▶ _Dataset records_:
====================

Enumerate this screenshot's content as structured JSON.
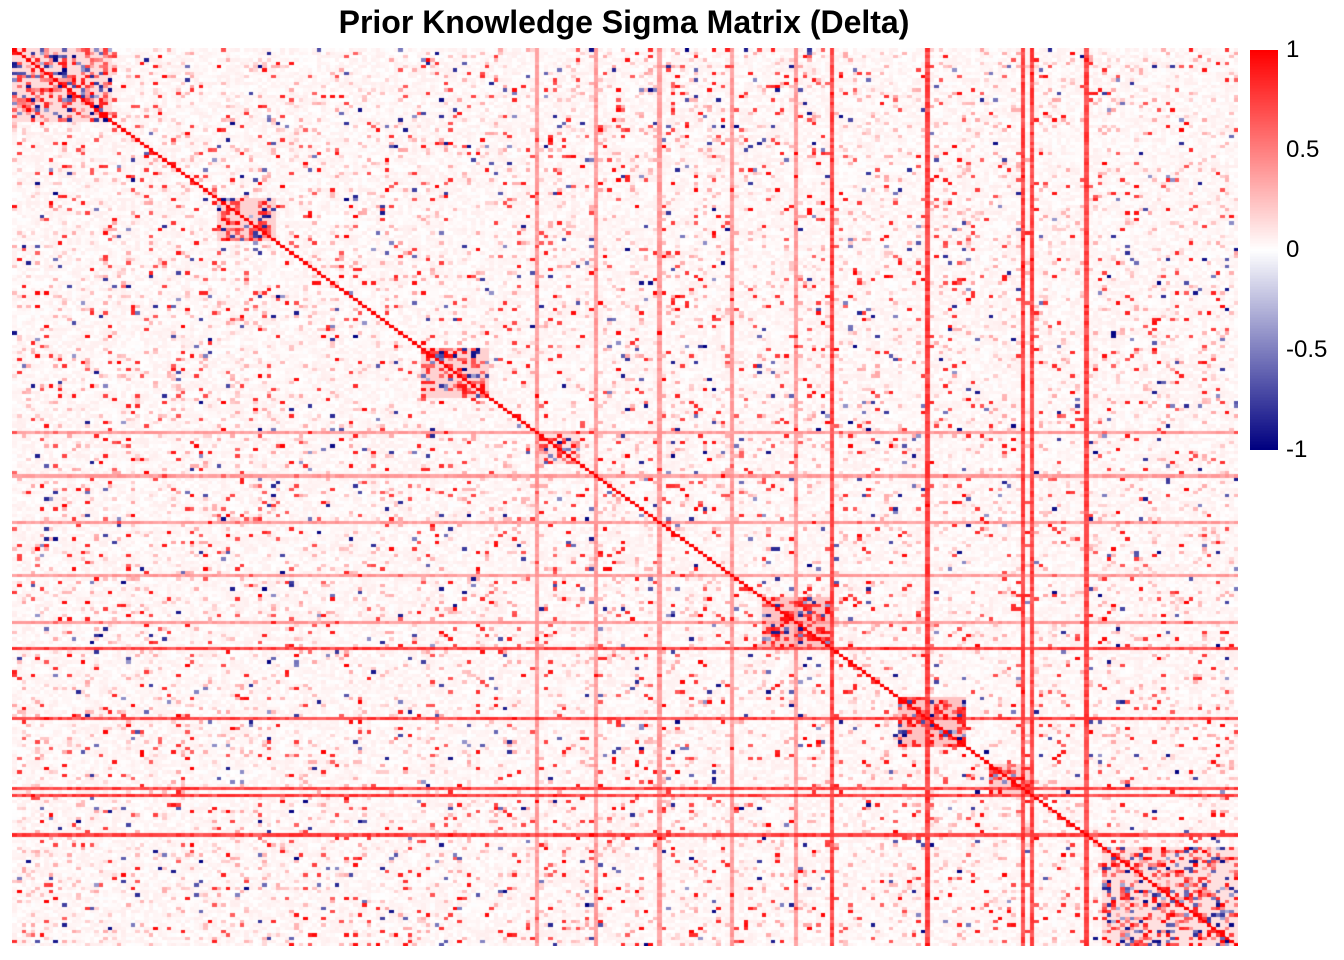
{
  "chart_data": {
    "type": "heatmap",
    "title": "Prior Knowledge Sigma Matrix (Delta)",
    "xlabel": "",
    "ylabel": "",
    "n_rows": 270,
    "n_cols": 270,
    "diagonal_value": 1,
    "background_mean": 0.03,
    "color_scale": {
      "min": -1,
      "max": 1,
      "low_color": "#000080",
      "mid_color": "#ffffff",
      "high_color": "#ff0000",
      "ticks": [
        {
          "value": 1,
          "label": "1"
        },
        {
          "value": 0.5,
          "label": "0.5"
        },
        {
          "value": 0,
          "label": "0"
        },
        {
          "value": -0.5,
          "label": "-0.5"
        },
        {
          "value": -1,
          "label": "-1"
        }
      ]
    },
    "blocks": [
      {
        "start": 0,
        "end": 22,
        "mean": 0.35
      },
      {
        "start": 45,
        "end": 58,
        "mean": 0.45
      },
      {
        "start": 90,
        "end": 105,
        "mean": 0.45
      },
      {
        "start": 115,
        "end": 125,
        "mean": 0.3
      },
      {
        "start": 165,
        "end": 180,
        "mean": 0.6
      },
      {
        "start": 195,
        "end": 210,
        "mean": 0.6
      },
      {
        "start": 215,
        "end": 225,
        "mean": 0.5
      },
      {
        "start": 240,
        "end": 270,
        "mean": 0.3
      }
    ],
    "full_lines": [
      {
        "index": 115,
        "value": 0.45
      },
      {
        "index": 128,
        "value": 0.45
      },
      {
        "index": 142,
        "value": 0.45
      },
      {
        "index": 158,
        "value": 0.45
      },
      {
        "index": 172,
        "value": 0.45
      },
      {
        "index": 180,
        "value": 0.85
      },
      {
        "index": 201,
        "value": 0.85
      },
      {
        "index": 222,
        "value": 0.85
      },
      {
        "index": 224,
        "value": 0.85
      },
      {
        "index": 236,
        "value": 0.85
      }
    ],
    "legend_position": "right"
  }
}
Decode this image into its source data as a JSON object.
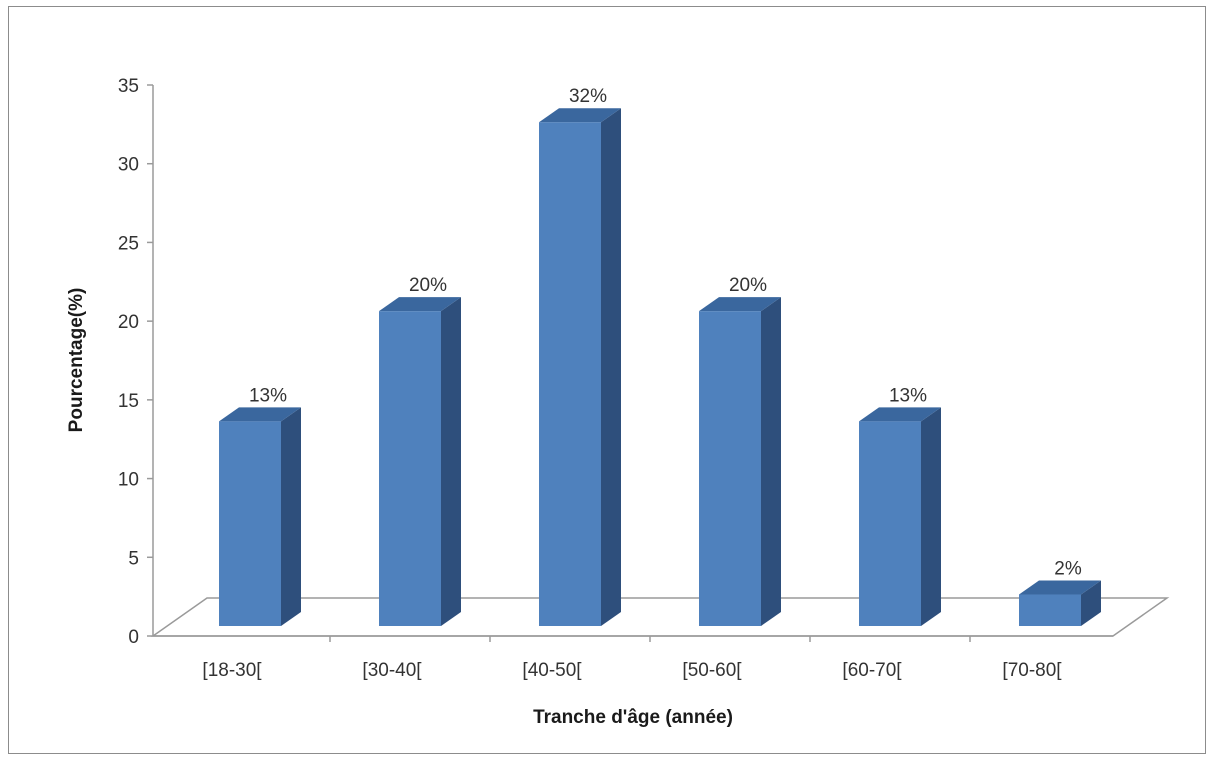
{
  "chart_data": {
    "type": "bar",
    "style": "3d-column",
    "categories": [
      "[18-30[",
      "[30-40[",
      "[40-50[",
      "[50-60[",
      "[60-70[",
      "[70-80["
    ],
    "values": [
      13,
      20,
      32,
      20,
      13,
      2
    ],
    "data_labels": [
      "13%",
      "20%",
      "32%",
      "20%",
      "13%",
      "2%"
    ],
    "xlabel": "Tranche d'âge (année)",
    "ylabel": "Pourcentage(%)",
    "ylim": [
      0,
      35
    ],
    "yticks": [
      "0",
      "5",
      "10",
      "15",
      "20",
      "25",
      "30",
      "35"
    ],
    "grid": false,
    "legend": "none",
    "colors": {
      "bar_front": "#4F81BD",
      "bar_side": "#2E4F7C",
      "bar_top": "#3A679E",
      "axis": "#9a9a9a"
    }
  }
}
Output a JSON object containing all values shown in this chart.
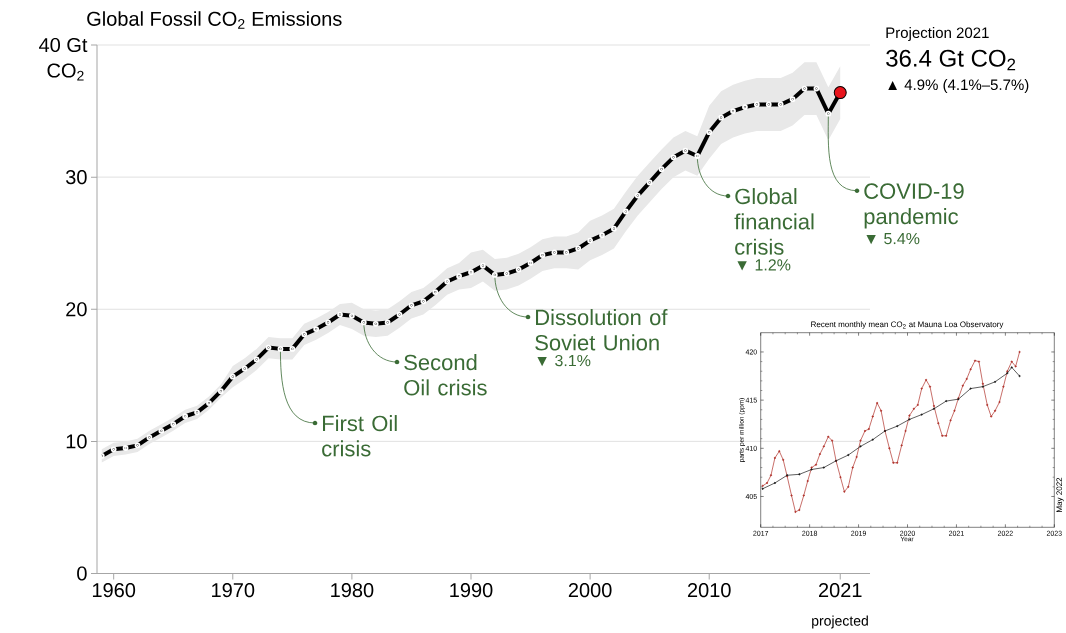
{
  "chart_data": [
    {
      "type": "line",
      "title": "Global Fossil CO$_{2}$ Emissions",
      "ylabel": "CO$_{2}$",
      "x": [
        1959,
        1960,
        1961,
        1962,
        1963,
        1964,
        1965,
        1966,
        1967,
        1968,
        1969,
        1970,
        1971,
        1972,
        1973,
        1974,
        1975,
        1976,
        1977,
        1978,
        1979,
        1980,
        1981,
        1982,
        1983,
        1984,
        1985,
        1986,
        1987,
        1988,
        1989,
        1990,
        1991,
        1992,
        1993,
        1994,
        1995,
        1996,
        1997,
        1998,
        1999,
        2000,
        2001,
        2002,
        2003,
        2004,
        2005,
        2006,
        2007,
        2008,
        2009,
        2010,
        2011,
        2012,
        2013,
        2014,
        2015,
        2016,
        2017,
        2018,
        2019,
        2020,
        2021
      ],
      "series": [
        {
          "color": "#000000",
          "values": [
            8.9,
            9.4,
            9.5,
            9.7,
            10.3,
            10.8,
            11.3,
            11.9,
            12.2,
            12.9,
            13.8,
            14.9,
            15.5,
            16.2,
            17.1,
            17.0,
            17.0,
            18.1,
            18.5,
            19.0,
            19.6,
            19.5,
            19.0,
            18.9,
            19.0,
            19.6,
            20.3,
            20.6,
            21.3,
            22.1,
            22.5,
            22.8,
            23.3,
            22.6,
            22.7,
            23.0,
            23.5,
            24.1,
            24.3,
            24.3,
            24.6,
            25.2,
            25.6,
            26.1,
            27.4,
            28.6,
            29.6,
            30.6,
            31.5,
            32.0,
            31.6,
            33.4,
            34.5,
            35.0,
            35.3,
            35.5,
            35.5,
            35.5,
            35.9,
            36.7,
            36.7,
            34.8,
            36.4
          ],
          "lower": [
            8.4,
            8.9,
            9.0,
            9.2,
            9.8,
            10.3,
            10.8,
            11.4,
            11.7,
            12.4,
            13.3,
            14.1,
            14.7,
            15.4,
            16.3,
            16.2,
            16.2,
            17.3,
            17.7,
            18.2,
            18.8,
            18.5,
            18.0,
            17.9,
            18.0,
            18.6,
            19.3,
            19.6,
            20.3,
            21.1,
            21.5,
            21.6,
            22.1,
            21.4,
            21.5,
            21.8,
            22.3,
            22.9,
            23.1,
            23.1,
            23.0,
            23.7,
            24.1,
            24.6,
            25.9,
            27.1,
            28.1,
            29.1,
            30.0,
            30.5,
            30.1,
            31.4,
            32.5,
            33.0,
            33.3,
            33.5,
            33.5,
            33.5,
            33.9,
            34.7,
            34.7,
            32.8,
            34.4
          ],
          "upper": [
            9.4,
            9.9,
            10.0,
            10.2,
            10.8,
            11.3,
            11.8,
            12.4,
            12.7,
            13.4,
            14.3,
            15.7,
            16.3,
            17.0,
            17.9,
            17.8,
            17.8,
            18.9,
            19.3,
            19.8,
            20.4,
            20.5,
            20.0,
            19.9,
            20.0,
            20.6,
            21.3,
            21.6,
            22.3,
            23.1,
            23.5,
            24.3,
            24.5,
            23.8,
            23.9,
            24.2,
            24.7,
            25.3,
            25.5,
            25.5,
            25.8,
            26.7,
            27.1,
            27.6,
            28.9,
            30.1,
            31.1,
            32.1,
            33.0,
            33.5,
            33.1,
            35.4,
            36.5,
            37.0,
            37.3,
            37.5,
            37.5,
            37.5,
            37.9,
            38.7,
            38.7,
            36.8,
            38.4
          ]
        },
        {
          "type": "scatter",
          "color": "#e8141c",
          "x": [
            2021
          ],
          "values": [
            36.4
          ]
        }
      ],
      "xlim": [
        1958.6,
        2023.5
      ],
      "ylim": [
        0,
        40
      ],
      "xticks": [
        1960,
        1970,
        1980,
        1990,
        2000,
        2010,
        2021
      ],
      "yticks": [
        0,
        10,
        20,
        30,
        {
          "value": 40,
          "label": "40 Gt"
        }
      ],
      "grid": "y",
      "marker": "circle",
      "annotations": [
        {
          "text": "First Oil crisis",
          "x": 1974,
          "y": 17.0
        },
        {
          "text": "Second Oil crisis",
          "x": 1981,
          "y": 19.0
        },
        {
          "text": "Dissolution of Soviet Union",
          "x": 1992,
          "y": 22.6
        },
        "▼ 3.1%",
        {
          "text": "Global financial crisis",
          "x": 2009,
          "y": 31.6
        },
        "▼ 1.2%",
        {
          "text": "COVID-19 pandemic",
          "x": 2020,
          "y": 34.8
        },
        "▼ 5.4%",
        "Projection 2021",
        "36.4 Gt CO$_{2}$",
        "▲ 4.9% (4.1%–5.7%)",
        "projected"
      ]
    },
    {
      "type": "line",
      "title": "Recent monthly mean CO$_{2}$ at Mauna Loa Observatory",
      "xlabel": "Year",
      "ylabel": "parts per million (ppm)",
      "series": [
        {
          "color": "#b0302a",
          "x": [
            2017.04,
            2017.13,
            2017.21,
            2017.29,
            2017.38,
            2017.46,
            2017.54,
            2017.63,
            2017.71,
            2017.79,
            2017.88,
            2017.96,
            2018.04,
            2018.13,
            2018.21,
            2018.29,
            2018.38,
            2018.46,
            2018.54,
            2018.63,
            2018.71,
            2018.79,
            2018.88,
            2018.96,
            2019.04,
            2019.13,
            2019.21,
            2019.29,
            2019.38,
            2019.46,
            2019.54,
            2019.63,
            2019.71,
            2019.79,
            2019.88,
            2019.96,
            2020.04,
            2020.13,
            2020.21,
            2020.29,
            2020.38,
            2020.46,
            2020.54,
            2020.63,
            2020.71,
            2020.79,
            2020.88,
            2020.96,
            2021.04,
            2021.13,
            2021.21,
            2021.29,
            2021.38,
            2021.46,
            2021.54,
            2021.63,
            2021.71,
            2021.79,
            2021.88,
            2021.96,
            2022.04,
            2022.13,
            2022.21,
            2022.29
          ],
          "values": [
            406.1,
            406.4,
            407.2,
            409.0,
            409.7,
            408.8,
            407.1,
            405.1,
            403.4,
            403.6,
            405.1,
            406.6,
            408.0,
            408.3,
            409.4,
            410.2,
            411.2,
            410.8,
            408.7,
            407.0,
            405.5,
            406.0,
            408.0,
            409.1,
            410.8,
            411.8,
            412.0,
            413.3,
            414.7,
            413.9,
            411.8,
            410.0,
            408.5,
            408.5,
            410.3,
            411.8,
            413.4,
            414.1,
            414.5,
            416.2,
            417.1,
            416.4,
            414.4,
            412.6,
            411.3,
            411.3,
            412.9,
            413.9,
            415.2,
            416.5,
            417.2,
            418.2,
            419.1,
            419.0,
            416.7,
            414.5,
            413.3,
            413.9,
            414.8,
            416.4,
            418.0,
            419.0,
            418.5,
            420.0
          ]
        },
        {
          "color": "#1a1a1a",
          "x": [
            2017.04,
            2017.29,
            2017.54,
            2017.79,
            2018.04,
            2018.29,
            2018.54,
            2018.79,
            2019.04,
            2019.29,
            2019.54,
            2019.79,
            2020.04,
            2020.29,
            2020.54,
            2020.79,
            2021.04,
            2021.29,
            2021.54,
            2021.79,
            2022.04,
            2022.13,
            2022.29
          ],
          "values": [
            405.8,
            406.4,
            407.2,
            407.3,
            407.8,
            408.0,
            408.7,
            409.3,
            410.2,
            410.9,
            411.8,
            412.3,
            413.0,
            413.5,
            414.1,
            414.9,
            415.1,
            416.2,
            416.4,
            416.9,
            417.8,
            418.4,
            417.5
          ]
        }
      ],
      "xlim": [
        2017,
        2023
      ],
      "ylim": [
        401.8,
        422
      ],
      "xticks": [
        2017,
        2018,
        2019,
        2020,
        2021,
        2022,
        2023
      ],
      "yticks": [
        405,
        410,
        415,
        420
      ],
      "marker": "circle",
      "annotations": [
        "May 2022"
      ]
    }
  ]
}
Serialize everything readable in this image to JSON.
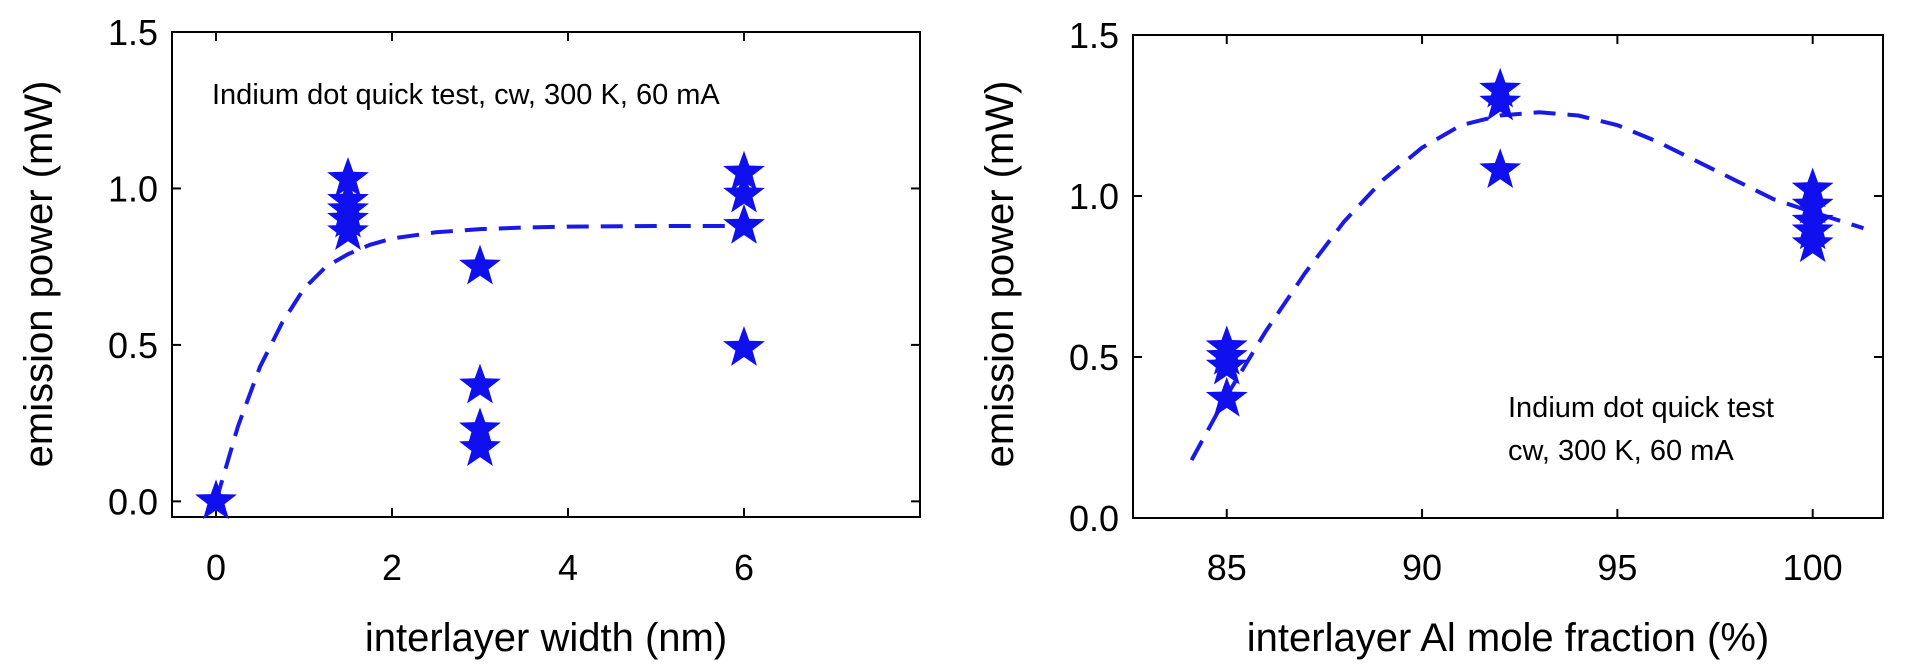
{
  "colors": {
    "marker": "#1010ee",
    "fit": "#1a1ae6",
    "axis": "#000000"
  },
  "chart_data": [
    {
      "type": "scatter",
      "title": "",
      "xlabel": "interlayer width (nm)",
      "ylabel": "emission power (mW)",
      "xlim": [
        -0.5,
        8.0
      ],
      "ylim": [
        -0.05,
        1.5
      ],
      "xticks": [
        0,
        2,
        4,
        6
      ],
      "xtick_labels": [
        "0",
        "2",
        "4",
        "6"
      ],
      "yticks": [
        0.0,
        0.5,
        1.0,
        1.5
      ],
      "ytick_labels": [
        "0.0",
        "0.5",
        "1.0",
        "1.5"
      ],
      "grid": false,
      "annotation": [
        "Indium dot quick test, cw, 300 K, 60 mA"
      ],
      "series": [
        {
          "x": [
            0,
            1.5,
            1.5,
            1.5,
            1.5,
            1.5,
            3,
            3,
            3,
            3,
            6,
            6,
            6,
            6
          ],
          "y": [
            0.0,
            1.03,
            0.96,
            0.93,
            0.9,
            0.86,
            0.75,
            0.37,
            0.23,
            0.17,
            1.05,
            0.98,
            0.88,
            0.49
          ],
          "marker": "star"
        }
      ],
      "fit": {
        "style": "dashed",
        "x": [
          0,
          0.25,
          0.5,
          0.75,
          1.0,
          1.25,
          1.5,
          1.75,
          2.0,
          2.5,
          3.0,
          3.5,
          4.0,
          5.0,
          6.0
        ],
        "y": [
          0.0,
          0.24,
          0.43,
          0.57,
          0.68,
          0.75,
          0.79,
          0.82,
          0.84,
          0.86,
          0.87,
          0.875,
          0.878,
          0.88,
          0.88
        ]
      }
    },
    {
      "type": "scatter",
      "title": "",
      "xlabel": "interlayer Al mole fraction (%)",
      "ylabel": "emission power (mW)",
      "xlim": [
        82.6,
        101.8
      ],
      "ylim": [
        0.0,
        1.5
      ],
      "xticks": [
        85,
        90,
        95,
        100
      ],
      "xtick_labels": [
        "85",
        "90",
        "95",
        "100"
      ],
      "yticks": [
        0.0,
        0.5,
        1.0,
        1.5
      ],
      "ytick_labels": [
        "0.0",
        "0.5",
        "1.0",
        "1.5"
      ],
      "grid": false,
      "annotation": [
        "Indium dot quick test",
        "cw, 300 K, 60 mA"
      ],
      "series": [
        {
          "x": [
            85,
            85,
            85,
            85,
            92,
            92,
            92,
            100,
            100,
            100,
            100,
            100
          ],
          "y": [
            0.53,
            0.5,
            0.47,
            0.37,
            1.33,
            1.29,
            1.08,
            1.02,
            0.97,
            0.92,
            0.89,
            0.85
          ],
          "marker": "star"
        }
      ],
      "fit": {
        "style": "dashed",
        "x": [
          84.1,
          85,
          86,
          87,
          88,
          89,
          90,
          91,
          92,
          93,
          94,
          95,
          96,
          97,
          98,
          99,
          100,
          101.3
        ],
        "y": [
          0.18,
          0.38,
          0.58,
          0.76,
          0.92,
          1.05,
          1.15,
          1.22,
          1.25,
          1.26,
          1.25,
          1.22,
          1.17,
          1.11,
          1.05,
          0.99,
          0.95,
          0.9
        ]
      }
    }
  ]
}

====================

▶ _What the task asks_: Tally up the lines of the listing containing the word "index". Give only the total.

▶ _Correct answer_: 10